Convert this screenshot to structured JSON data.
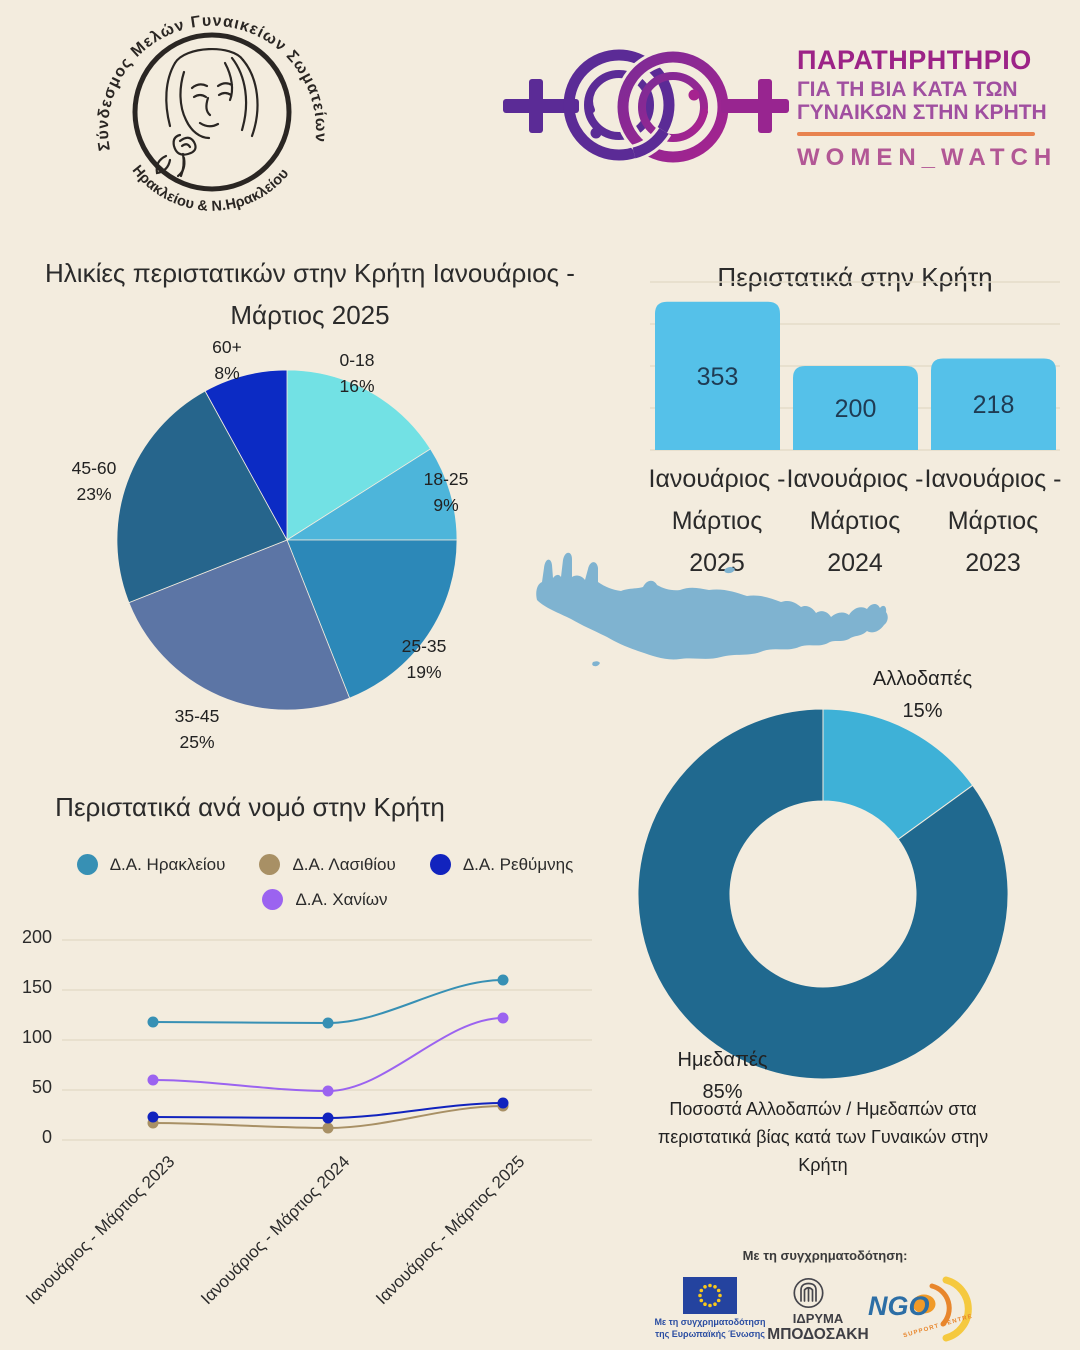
{
  "colors": {
    "background": "#F3ECDE",
    "text": "#2B2B2B",
    "grid": "#E5DCC9"
  },
  "header": {
    "association_logo": {
      "arc_top": "Σύνδεσμος Μελών Γυναικείων Σωματείων",
      "arc_bottom": "Ηρακλείου & Ν.Ηρακλείου"
    },
    "observatory_logo": {
      "title": "ΠΑΡΑΤΗΡΗΤΗΡΙΟ",
      "subtitle_line1": "ΓΙΑ ΤΗ ΒΙΑ ΚΑΤΑ ΤΩΝ",
      "subtitle_line2": "ΓΥΝΑΙΚΩΝ ΣΤΗΝ ΚΡΗΤΗ",
      "wordmark": "WOMEN_WATCH",
      "colors": {
        "title": "#9C2387",
        "subtitle": "#A04FA0",
        "rule": "#E8834F",
        "wordmark": "#B25795",
        "symbol_purple": "#5B2B96",
        "symbol_magenta": "#A6238F"
      }
    }
  },
  "chart_data": [
    {
      "type": "pie",
      "name": "ages-of-incidents",
      "title_lines": [
        "Ηλικίες περιστατικών στην Κρήτη Ιανουάριος -",
        "Μάρτιος 2025"
      ],
      "slices": [
        {
          "label": "0-18",
          "pct": "16%",
          "value": 16,
          "color": "#72E1E4"
        },
        {
          "label": "18-25",
          "pct": "9%",
          "value": 9,
          "color": "#4DB5DA"
        },
        {
          "label": "25-35",
          "pct": "19%",
          "value": 19,
          "color": "#2C88B8"
        },
        {
          "label": "35-45",
          "pct": "25%",
          "value": 25,
          "color": "#5C75A5"
        },
        {
          "label": "45-60",
          "pct": "23%",
          "value": 23,
          "color": "#26658C"
        },
        {
          "label": "60+",
          "pct": "8%",
          "value": 8,
          "color": "#0C2BC4"
        }
      ]
    },
    {
      "type": "bar",
      "name": "incidents-in-crete",
      "title": "Περιστατικά στην Κρήτη",
      "categories": [
        [
          "Ιανουάριος -",
          "Μάρτιος",
          "2025"
        ],
        [
          "Ιανουάριος -",
          "Μάρτιος",
          "2024"
        ],
        [
          "Ιανουάριος -",
          "Μάρτιος",
          "2023"
        ]
      ],
      "values": [
        353,
        200,
        218
      ],
      "ylim": [
        0,
        400
      ],
      "bar_color": "#55C1E9",
      "value_color": "#1F3B53"
    },
    {
      "type": "line",
      "name": "incidents-per-prefecture",
      "title": "Περιστατικά ανά νομό στην Κρήτη",
      "x_labels": [
        "Ιανουάριος - Μάρτιος 2023",
        "Ιανουάριος - Μάρτιος 2024",
        "Ιανουάριος - Μάρτιος 2025"
      ],
      "y_ticks": [
        0,
        50,
        100,
        150,
        200
      ],
      "ylim": [
        0,
        200
      ],
      "series": [
        {
          "name": "Δ.Α. Ηρακλείου",
          "color": "#3790B4",
          "values": [
            118,
            117,
            160
          ]
        },
        {
          "name": "Δ.Α. Λασιθίου",
          "color": "#A89065",
          "values": [
            17,
            12,
            34
          ]
        },
        {
          "name": "Δ.Α. Ρεθύμνης",
          "color": "#1123BE",
          "values": [
            23,
            22,
            37
          ]
        },
        {
          "name": "Δ.Α. Χανίων",
          "color": "#9B63F0",
          "values": [
            60,
            49,
            122
          ]
        }
      ]
    },
    {
      "type": "donut",
      "name": "nationality-share",
      "slices": [
        {
          "label": "Αλλοδαπές",
          "pct": "15%",
          "value": 15,
          "color": "#3EB1D7"
        },
        {
          "label": "Ημεδαπές",
          "pct": "85%",
          "value": 85,
          "color": "#20698F"
        }
      ],
      "caption": "Ποσοστά Αλλοδαπών / Ημεδαπών στα περιστατικά βίας κατά των Γυναικών στην Κρήτη"
    }
  ],
  "map": {
    "name": "crete",
    "color": "#7FB3D0"
  },
  "footer": {
    "cofunding_label": "Με τη συγχρηματοδότηση:",
    "eu_logo": {
      "caption_line1": "Με τη συγχρηματοδότηση",
      "caption_line2": "της Ευρωπαϊκής Ένωσης",
      "flag_color": "#24439F",
      "star_color": "#F8C81C"
    },
    "bodossaki": {
      "line1": "ΙΔΡΥΜΑ",
      "line2": "ΜΠΟΔΟΣΑΚΗ"
    },
    "ngo": {
      "wordmark": "NGO",
      "sub": "SUPPORT CENTRE",
      "blue": "#2C6EA5",
      "orange": "#E8862C",
      "yellow": "#F5C93F"
    }
  }
}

**Instructions for the task:** In the records above, locate each line with the word "wordmark". Copy all such lines.

**Result:**
      "wordmark": "WOMEN_WATCH",
        "wordmark": "#B25795",
      "wordmark": "NGO",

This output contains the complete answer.